Written problem:
Reproduce the material in full, exactly as written.

Given entries:
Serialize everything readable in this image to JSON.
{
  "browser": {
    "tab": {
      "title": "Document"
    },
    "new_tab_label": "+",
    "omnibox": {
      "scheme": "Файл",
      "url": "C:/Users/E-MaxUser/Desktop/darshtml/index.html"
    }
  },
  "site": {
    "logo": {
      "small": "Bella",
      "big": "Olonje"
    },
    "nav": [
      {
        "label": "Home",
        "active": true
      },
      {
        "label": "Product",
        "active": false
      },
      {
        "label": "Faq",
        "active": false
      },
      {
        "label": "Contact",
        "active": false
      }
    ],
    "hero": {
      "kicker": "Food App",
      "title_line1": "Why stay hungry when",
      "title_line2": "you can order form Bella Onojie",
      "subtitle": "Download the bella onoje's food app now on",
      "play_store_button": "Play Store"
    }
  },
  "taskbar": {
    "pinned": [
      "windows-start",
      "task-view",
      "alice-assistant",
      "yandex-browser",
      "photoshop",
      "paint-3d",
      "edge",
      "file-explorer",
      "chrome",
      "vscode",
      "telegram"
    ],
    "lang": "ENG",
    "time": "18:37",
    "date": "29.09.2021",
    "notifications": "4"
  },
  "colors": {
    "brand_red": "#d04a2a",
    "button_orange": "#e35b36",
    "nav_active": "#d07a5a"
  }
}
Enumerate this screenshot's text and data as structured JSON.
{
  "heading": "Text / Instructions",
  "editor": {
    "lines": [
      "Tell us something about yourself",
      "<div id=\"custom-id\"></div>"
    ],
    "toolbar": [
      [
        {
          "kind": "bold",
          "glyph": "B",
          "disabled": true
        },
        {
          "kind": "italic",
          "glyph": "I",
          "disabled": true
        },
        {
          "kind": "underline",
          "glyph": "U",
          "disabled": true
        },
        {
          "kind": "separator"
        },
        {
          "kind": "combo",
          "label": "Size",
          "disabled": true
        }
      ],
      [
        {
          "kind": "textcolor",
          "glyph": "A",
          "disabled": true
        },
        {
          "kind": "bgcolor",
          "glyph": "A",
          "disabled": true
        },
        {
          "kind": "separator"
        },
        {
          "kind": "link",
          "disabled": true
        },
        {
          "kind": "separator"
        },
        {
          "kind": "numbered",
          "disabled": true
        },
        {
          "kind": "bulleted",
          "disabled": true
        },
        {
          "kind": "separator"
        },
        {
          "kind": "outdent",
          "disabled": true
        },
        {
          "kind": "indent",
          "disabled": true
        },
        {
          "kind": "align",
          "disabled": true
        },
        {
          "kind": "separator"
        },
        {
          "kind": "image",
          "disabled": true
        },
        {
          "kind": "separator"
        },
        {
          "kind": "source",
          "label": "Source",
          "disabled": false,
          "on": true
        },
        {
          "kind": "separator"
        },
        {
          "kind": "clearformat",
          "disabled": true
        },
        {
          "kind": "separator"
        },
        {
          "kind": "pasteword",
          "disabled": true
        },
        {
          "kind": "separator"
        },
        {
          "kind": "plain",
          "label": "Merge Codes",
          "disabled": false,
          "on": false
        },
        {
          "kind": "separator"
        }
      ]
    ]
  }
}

Output:
Serialize everything readable in this image to JSON.
{
  "browser": {
    "tab": {
      "title": "Document"
    },
    "new_tab_label": "+",
    "omnibox": {
      "scheme": "Файл",
      "url": "C:/Users/E-MaxUser/Desktop/darshtml/index.html"
    }
  },
  "site": {
    "logo": {
      "small": "Bella",
      "big": "Olonje"
    },
    "nav": [
      {
        "label": "Home",
        "active": true
      },
      {
        "label": "Product",
        "active": false
      },
      {
        "label": "Faq",
        "active": false
      },
      {
        "label": "Contact",
        "active": false
      }
    ],
    "hero": {
      "kicker": "Food App",
      "title_line1": "Why stay hungry when",
      "title_line2": "you can order form Bella Onojie",
      "subtitle": "Download the bella onoje's food app now on",
      "play_store_button": "Play Store"
    }
  },
  "taskbar": {
    "pinned": [
      "windows-start",
      "task-view",
      "alice-assistant",
      "yandex-browser",
      "photoshop",
      "paint-3d",
      "edge",
      "file-explorer",
      "chrome",
      "vscode",
      "telegram"
    ],
    "lang": "ENG",
    "time": "18:37",
    "date": "29.09.2021",
    "notifications": "4"
  },
  "colors": {
    "brand_red": "#d04a2a",
    "button_orange": "#e35b36",
    "nav_active": "#d07a5a"
  }
}
Enumerate this screenshot's text and data as structured JSON.
{
  "heading": "Text / Instructions",
  "editor": {
    "lines": [
      "Tell us something about yourself",
      "<div id=\"custom-id\"></div>"
    ],
    "toolbar": [
      [
        {
          "kind": "bold",
          "glyph": "B",
          "disabled": true
        },
        {
          "kind": "italic",
          "glyph": "I",
          "disabled": true
        },
        {
          "kind": "underline",
          "glyph": "U",
          "disabled": true
        },
        {
          "kind": "separator"
        },
        {
          "kind": "combo",
          "label": "Size",
          "disabled": true
        }
      ],
      [
        {
          "kind": "textcolor",
          "glyph": "A",
          "disabled": true
        },
        {
          "kind": "bgcolor",
          "glyph": "A",
          "disabled": true
        },
        {
          "kind": "separator"
        },
        {
          "kind": "link",
          "disabled": true
        },
        {
          "kind": "separator"
        },
        {
          "kind": "numbered",
          "disabled": true
        },
        {
          "kind": "bulleted",
          "disabled": true
        },
        {
          "kind": "separator"
        },
        {
          "kind": "outdent",
          "disabled": true
        },
        {
          "kind": "indent",
          "disabled": true
        },
        {
          "kind": "align",
          "disabled": true
        },
        {
          "kind": "separator"
        },
        {
          "kind": "image",
          "disabled": true
        },
        {
          "kind": "separator"
        },
        {
          "kind": "source",
          "label": "Source",
          "disabled": false,
          "on": true
        },
        {
          "kind": "separator"
        },
        {
          "kind": "clearformat",
          "disabled": true
        },
        {
          "kind": "separator"
        },
        {
          "kind": "pasteword",
          "disabled": true
        },
        {
          "kind": "separator"
        },
        {
          "kind": "plain",
          "label": "Merge Codes",
          "disabled": false,
          "on": false
        },
        {
          "kind": "separator"
        }
      ]
    ]
  }
}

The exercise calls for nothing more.